* _Goal_
Copy out each line of the data holding "Smoothie".

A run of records
....................

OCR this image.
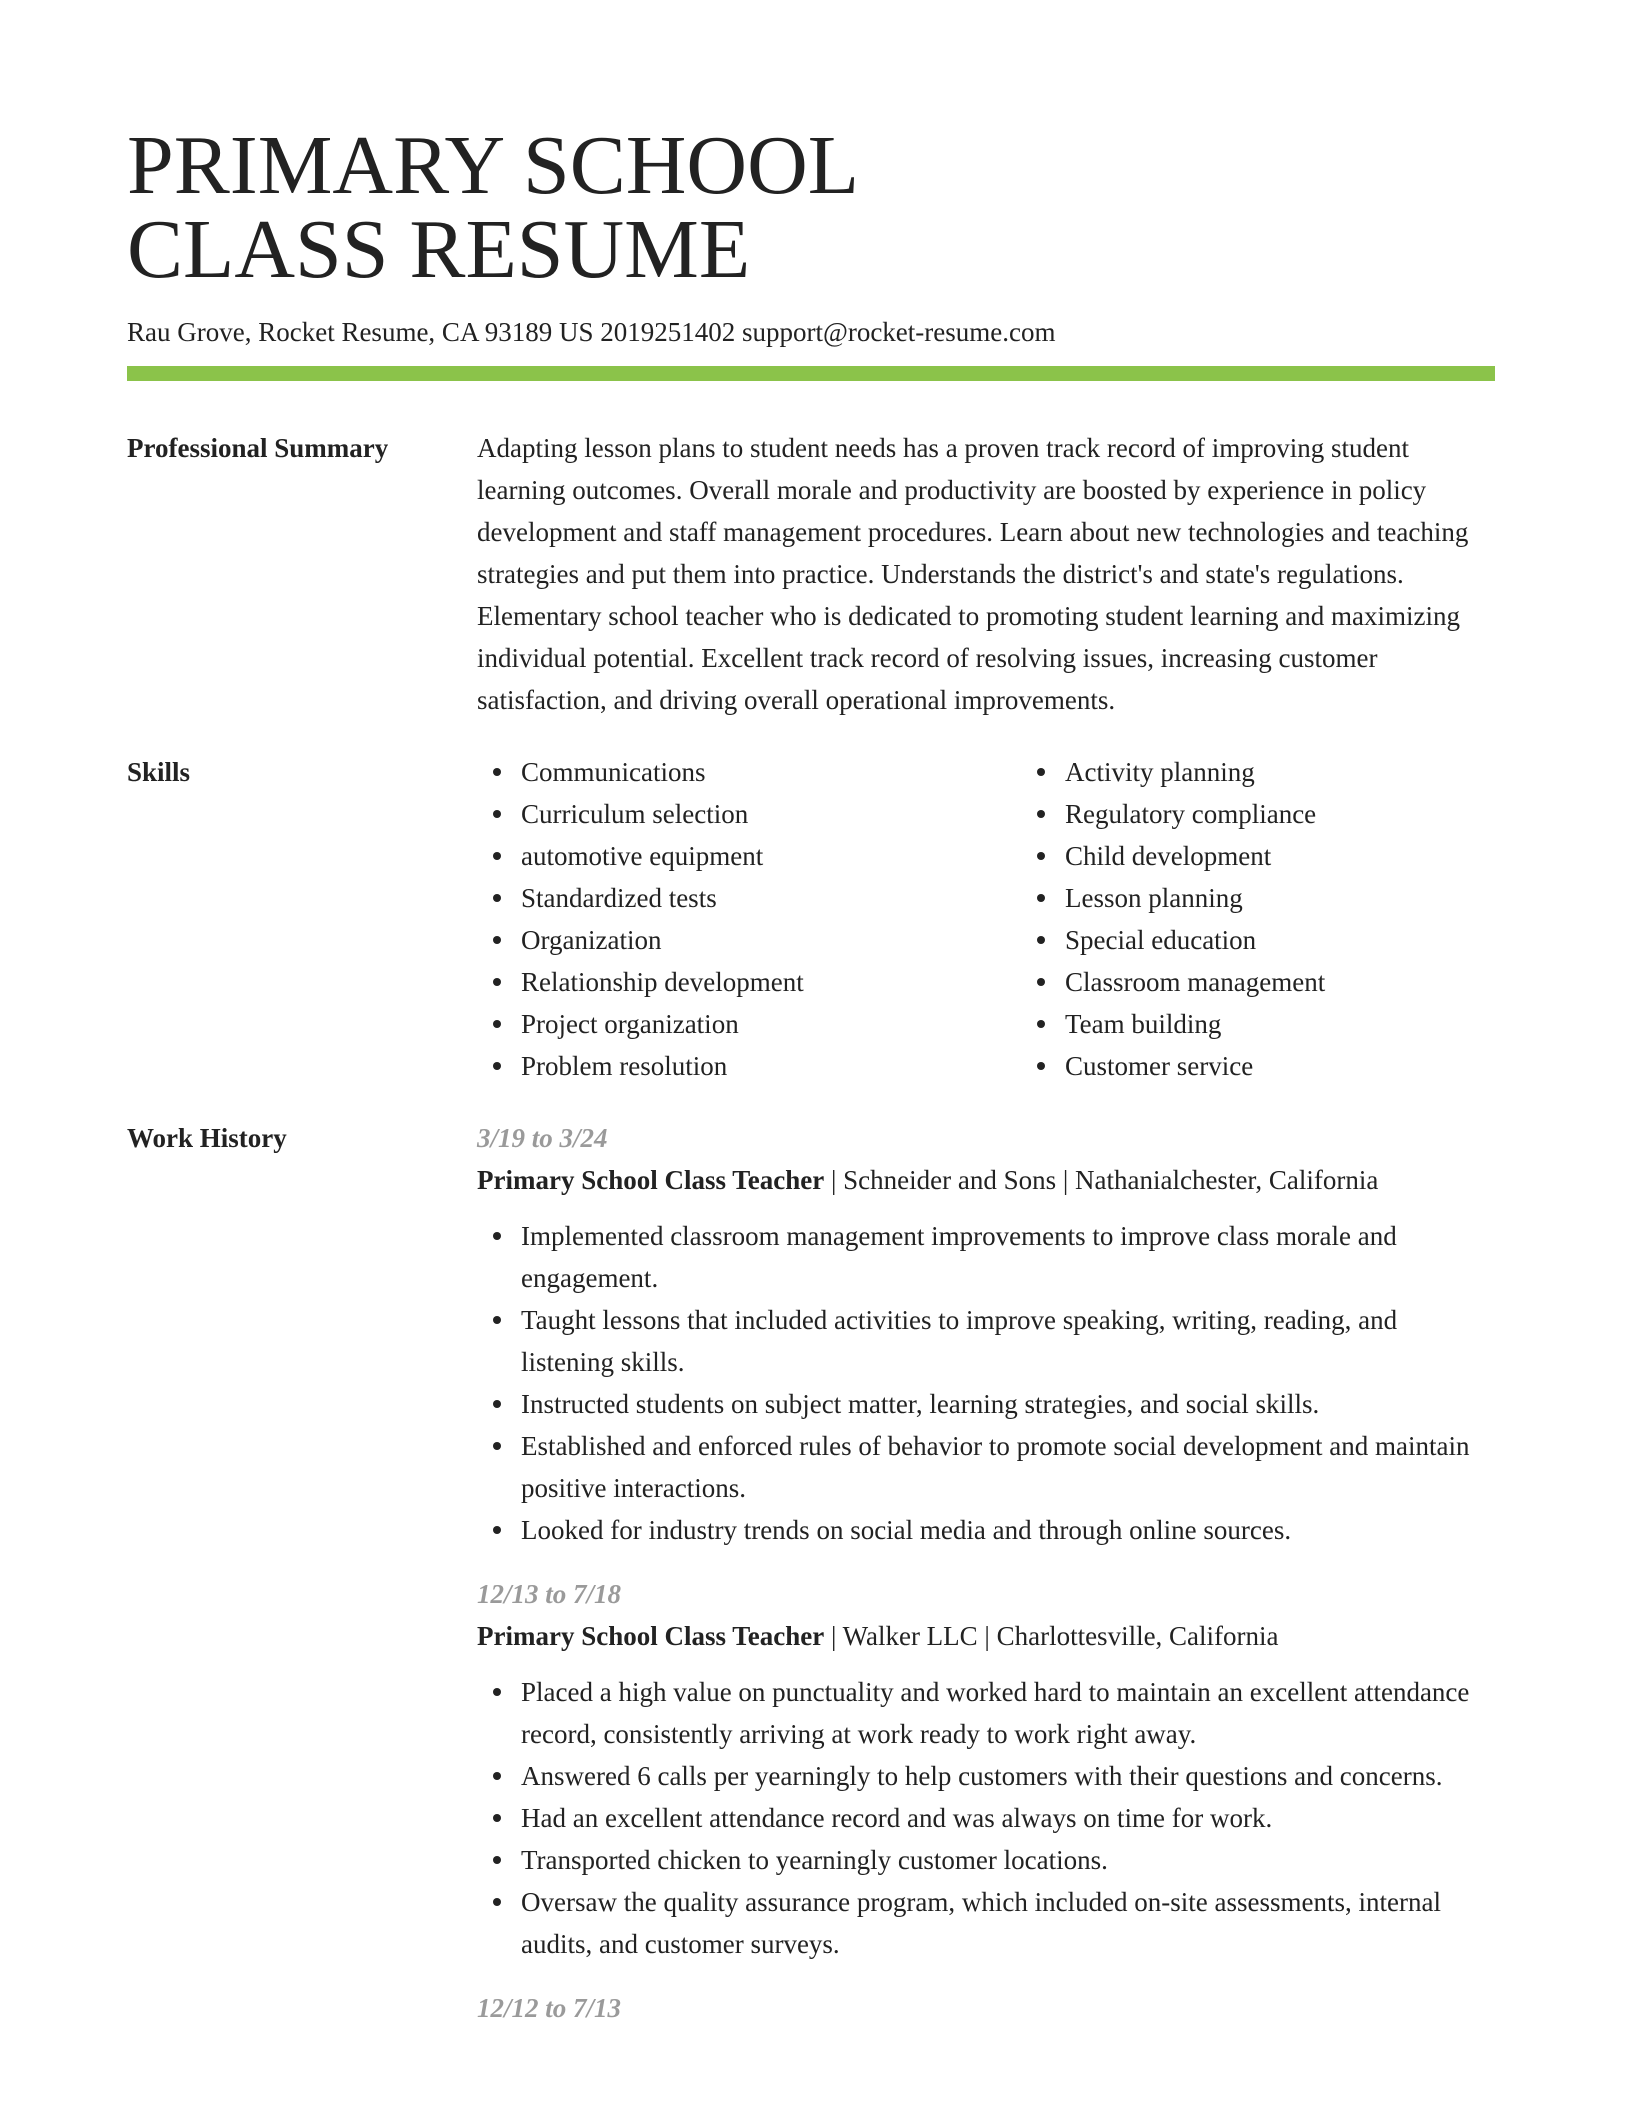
PRIMARY SCHOOL
CLASS RESUME
Rau Grove, Rocket Resume, CA 93189 US 2019251402 support@rocket-resume.com
Professional Summary	Adapting lesson plans to student needs has a proven track record of improving student learning outcomes. Overall morale and productivity are boosted by experience in policy development and staff management procedures. Learn about new technologies and teaching strategies and put them into practice. Understands the district's and state's regulations. Elementary school teacher who is dedicated to promoting student learning and maximizing individual potential. Excellent track record of resolving issues, increasing customer satisfaction, and driving overall operational improvements.

Skills	Communications
Curriculum selection
automotive equipment
Standardized tests
Organization
Relationship development
Project organization
Problem resolution
Activity planning
Regulatory compliance
Child development
Lesson planning
Special education
Classroom management
Team building
Customer service
Work History	3/19 to 3/24
Primary School Class Teacher | Schneider and Sons | Nathanialchester, California
Implemented classroom management improvements to improve class morale and engagement.
Taught lessons that included activities to improve speaking, writing, reading, and listening skills.
Instructed students on subject matter, learning strategies, and social skills.
Established and enforced rules of behavior to promote social development and maintain positive interactions.
Looked for industry trends on social media and through online sources.
12/13 to 7/18
Primary School Class Teacher | Walker LLC | Charlottesville, California
Placed a high value on punctuality and worked hard to maintain an excellent attendance record, consistently arriving at work ready to work right away.
Answered 6 calls per yearningly to help customers with their questions and concerns.
Had an excellent attendance record and was always on time for work.
Transported chicken to yearningly customer locations.
Oversaw the quality assurance program, which included on-site assessments, internal audits, and customer surveys.
12/12 to 7/13
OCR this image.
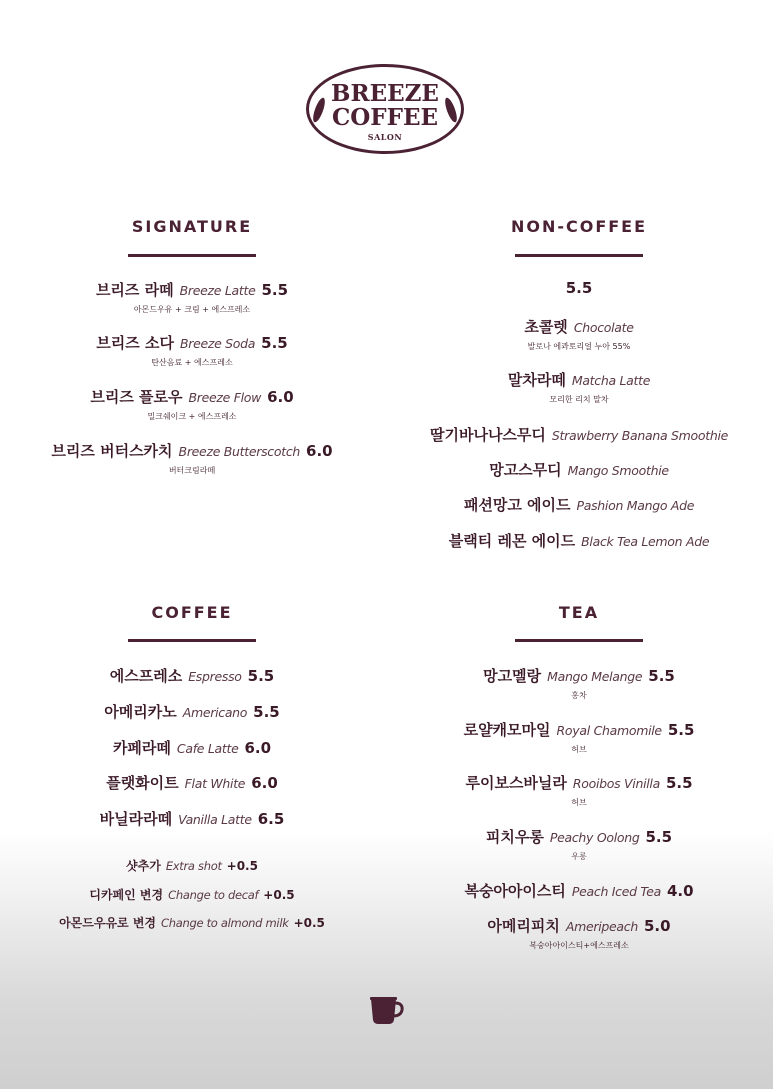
BREEZE
COFFEE
SALON
SIGNATURE
브리즈 라떼 Breeze Latte 5.5
아몬드우유 + 크림 + 에스프레소
브리즈 소다 Breeze Soda 5.5
탄산음료 + 에스프레소
브리즈 플로우 Breeze Flow 6.0
밀크쉐이크 + 에스프레소
브리즈 버터스카치 Breeze Butterscotch 6.0
버터크림라떼
NON-COFFEE
5.5
초콜렛 Chocolate
발로나 에콰토리얼 누아 55%
말차라떼 Matcha Latte
모리한 리치 말차
딸기바나나스무디 Strawberry Banana Smoothie
망고스무디 Mango Smoothie
패션망고 에이드 Pashion Mango Ade
블랙티 레몬 에이드 Black Tea Lemon Ade
COFFEE
에스프레소 Espresso 5.5
아메리카노 Americano 5.5
카페라떼 Cafe Latte 6.0
플랫화이트 Flat White 6.0
바닐라라떼 Vanilla Latte 6.5
샷추가 Extra shot +0.5
디카페인 변경 Change to decaf +0.5
아몬드우유로 변경 Change to almond milk +0.5
TEA
망고멜랑 Mango Melange 5.5
홍차
로얄캐모마일 Royal Chamomile 5.5
허브
루이보스바닐라 Rooibos Vinilla 5.5
허브
피치우롱 Peachy Oolong 5.5
우롱
복숭아아이스티 Peach Iced Tea 4.0
아메리피치 Ameripeach 5.0
복숭아아이스티+에스프레소
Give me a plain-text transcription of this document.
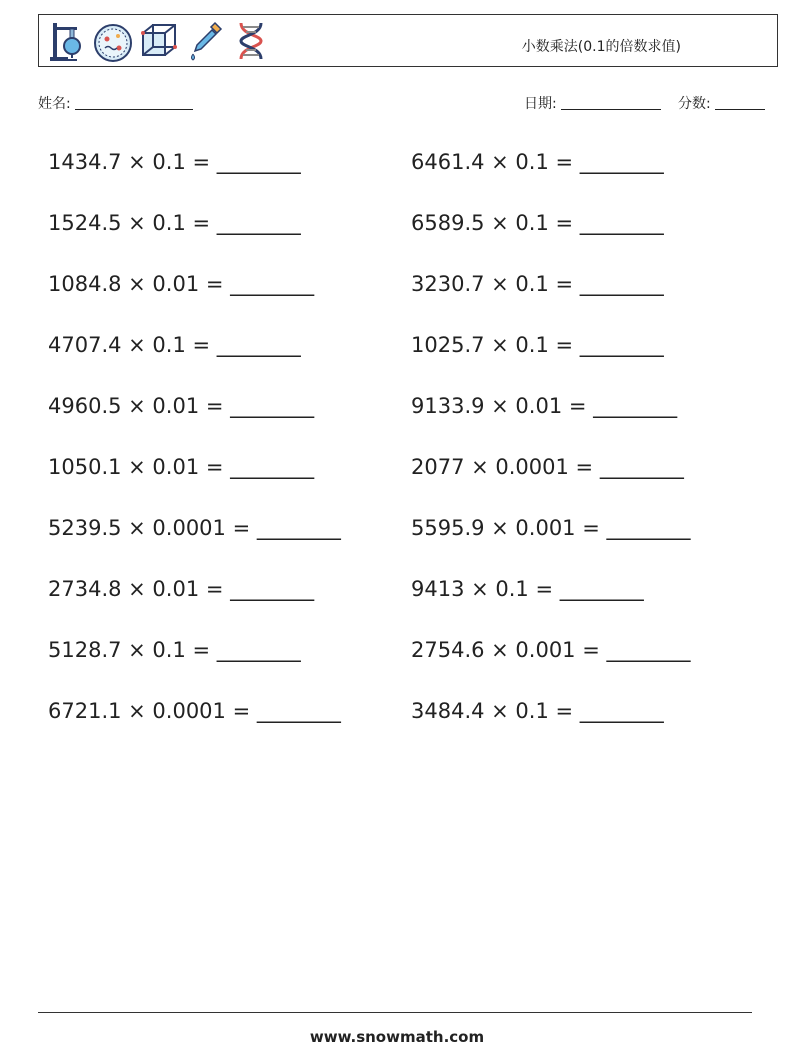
小数乘法(0.1的倍数求值)
姓名:	日期:	分数:
1434.7 × 0.1 = ________
1524.5 × 0.1 = ________
1084.8 × 0.01 = ________
4707.4 × 0.1 = ________
4960.5 × 0.01 = ________
1050.1 × 0.01 = ________
5239.5 × 0.0001 = ________
2734.8 × 0.01 = ________
5128.7 × 0.1 = ________
6721.1 × 0.0001 = ________
6461.4 × 0.1 = ________
6589.5 × 0.1 = ________
3230.7 × 0.1 = ________
1025.7 × 0.1 = ________
9133.9 × 0.01 = ________
2077 × 0.0001 = ________
5595.9 × 0.001 = ________
9413 × 0.1 = ________
2754.6 × 0.001 = ________
3484.4 × 0.1 = ________
www.snowmath.com
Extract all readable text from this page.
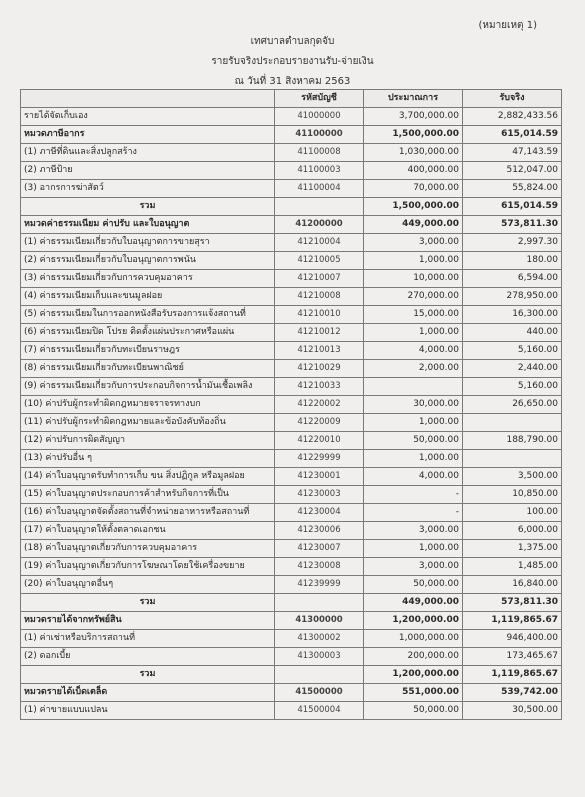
(หมายเหตุ 1)
เทศบาลตำบลกุดจับ
รายรับจริงประกอบรายงานรับ-จ่ายเงิน
ณ วันที่ 31 สิงหาคม 2563
	รหัสบัญชี	ประมาณการ	รับจริง
รายได้จัดเก็บเอง	41000000	3,700,000.00	2,882,433.56
หมวดภาษีอากร	41100000	1,500,000.00	615,014.59
(1) ภาษีที่ดินและสิ่งปลูกสร้าง	41100008	1,030,000.00	47,143.59
(2) ภาษีป้าย	41100003	400,000.00	512,047.00
(3) อากรการฆ่าสัตว์	41100004	70,000.00	55,824.00
รวม		1,500,000.00	615,014.59
หมวดค่าธรรมเนียม ค่าปรับ และใบอนุญาต	41200000	449,000.00	573,811.30
(1) ค่าธรรมเนียมเกี่ยวกับใบอนุญาตการขายสุรา	41210004	3,000.00	2,997.30
(2) ค่าธรรมเนียมเกี่ยวกับใบอนุญาตการพนัน	41210005	1,000.00	180.00
(3) ค่าธรรมเนียมเกี่ยวกับการควบคุมอาคาร	41210007	10,000.00	6,594.00
(4) ค่าธรรมเนียมเก็บและขนมูลฝอย	41210008	270,000.00	278,950.00
(5) ค่าธรรมเนียมในการออกหนังสือรับรองการแจ้งสถานที่	41210010	15,000.00	16,300.00
(6) ค่าธรรมเนียมปิด โปรย ติดตั้งแผ่นประกาศหรือแผ่น	41210012	1,000.00	440.00
(7) ค่าธรรมเนียมเกี่ยวกับทะเบียนราษฎร	41210013	4,000.00	5,160.00
(8) ค่าธรรมเนียมเกี่ยวกับทะเบียนพาณิชย์	41210029	2,000.00	2,440.00
(9) ค่าธรรมเนียมเกี่ยวกับการประกอบกิจการน้ำมันเชื้อเพลิง	41210033		5,160.00
(10) ค่าปรับผู้กระทำผิดกฎหมายจราจรทางบก	41220002	30,000.00	26,650.00
(11) ค่าปรับผู้กระทำผิดกฎหมายและข้อบังคับท้องถิ่น	41220009	1,000.00	
(12) ค่าปรับการผิดสัญญา	41220010	50,000.00	188,790.00
(13) ค่าปรับอื่น ๆ	41229999	1,000.00	
(14) ค่าใบอนุญาตรับทำการเก็บ ขน สิ่งปฏิกูล หรือมูลฝอย	41230001	4,000.00	3,500.00
(15) ค่าใบอนุญาตประกอบการค้าสำหรับกิจการที่เป็น	41230003	-	10,850.00
(16) ค่าใบอนุญาตจัดตั้งสถานที่จำหน่ายอาหารหรือสถานที่	41230004	-	100.00
(17) ค่าใบอนุญาตให้ตั้งตลาดเอกชน	41230006	3,000.00	6,000.00
(18) ค่าใบอนุญาตเกี่ยวกับการควบคุมอาคาร	41230007	1,000.00	1,375.00
(19) ค่าใบอนุญาตเกี่ยวกับการโฆษณาโดยใช้เครื่องขยาย	41230008	3,000.00	1,485.00
(20) ค่าใบอนุญาตอื่นๆ	41239999	50,000.00	16,840.00
รวม		449,000.00	573,811.30
หมวดรายได้จากทรัพย์สิน	41300000	1,200,000.00	1,119,865.67
(1) ค่าเช่าหรือบริการสถานที่	41300002	1,000,000.00	946,400.00
(2) ดอกเบี้ย	41300003	200,000.00	173,465.67
รวม		1,200,000.00	1,119,865.67
หมวดรายได้เบ็ดเตล็ด	41500000	551,000.00	539,742.00
(1) ค่าขายแบบแปลน	41500004	50,000.00	30,500.00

....................

* _Task result_
딸기바나나스무디 Strawberry Banana Smoothie
망고스무디 Mango Smoothie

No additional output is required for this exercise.